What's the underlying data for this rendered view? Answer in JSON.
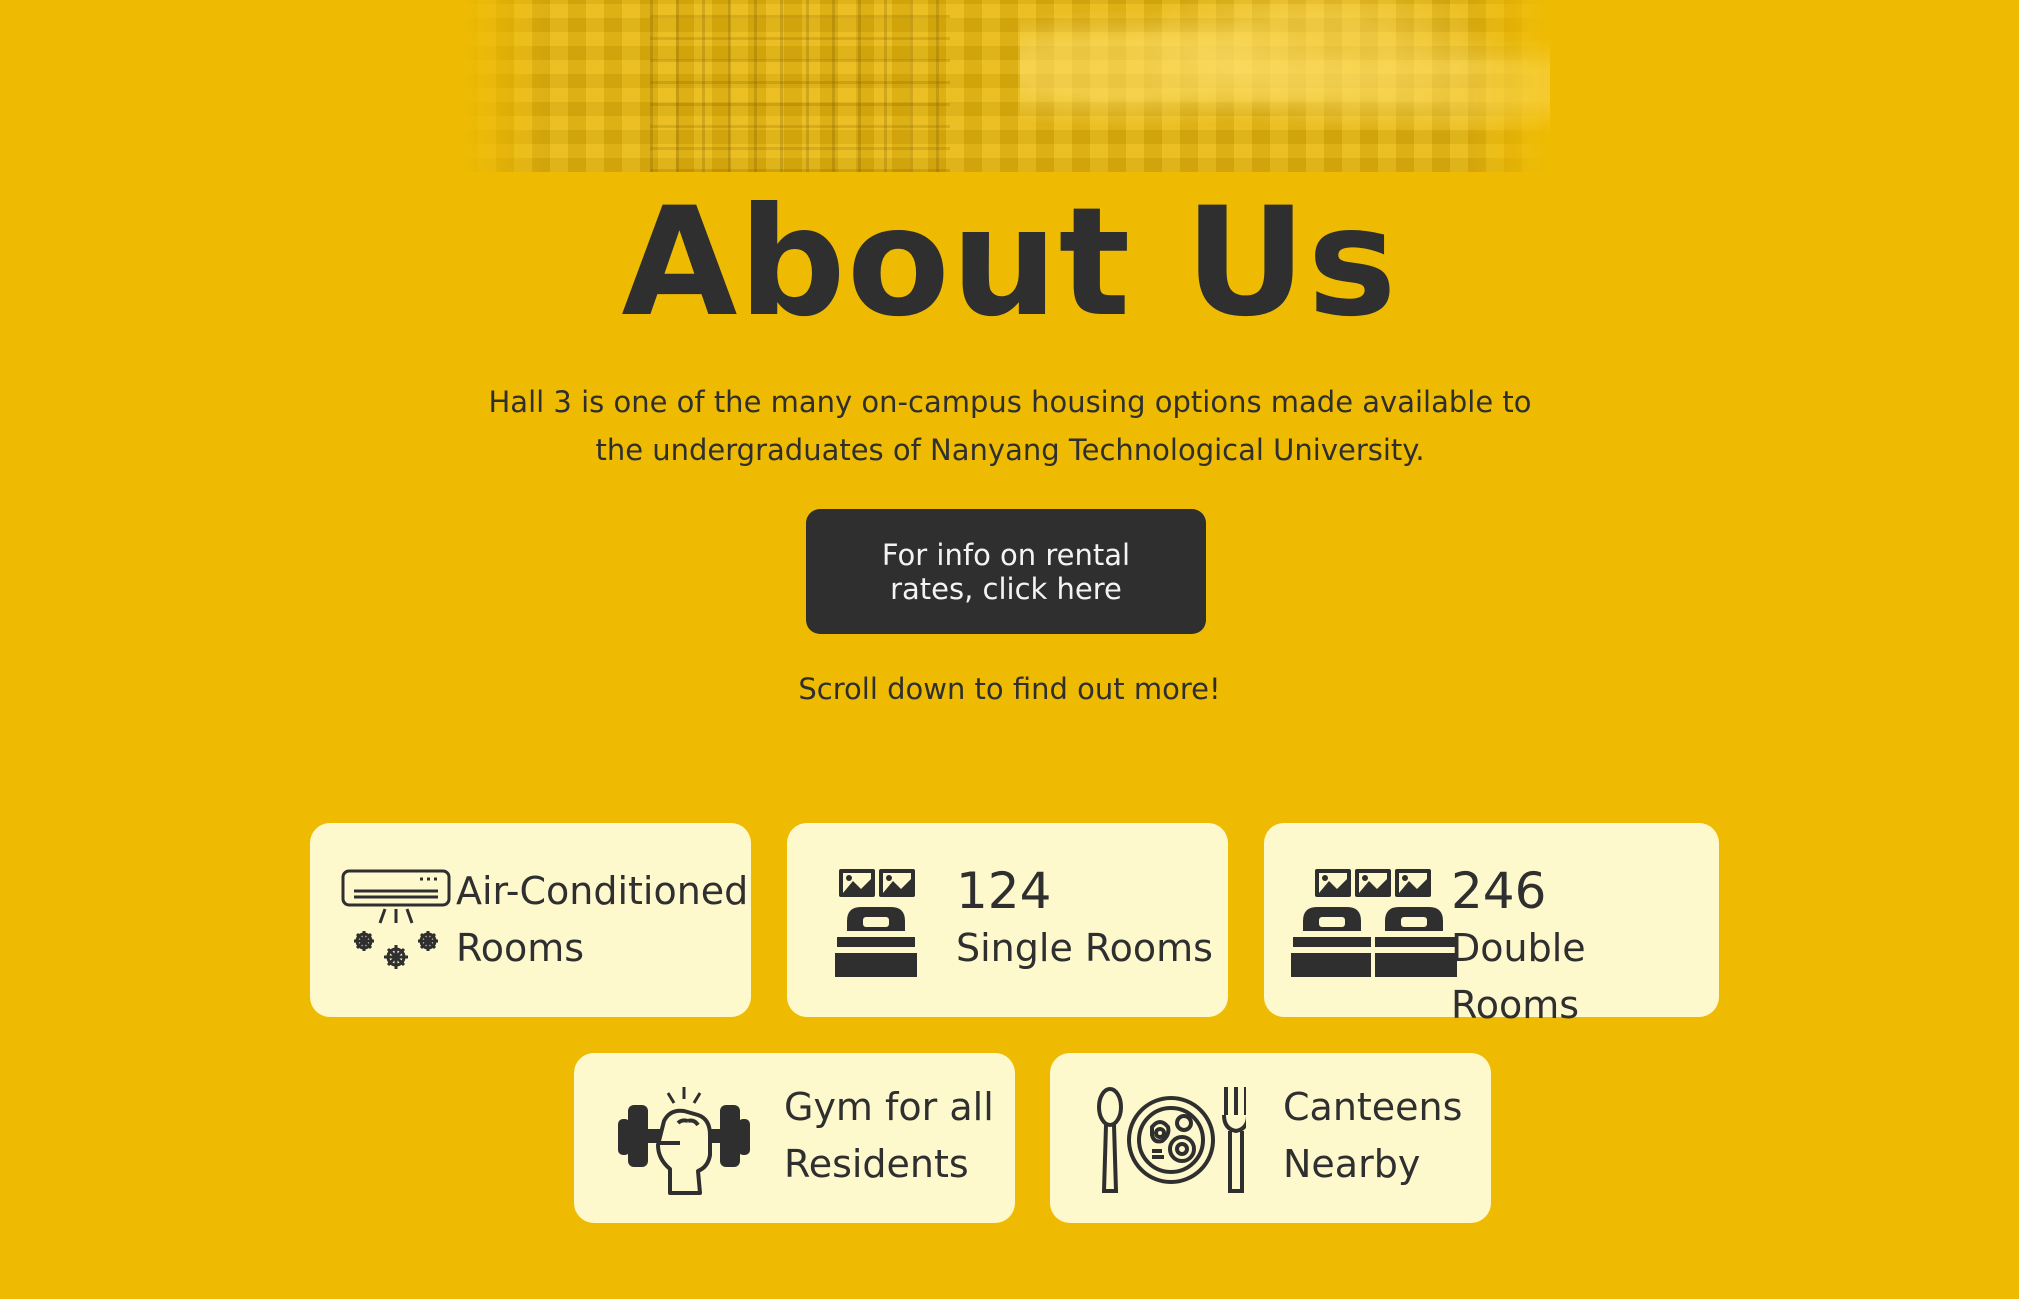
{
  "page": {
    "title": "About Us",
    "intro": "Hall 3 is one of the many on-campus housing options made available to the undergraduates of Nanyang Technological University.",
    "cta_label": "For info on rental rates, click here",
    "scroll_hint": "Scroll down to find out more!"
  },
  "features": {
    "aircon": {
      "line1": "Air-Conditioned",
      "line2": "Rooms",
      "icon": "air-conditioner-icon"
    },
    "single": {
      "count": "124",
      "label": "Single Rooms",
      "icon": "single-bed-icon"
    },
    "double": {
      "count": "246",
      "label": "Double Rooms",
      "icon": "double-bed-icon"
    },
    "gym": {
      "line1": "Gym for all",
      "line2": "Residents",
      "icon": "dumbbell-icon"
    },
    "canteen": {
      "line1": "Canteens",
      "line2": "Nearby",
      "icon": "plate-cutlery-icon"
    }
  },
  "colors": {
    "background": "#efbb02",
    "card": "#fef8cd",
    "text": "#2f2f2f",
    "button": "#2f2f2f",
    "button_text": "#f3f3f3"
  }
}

GIVEN PROBLEM ->
Go through the records and show every line with the string "Rooms" in it.

FINAL RESULT ->
      "line2": "Rooms",
      "label": "Single Rooms",
      "label": "Double Rooms",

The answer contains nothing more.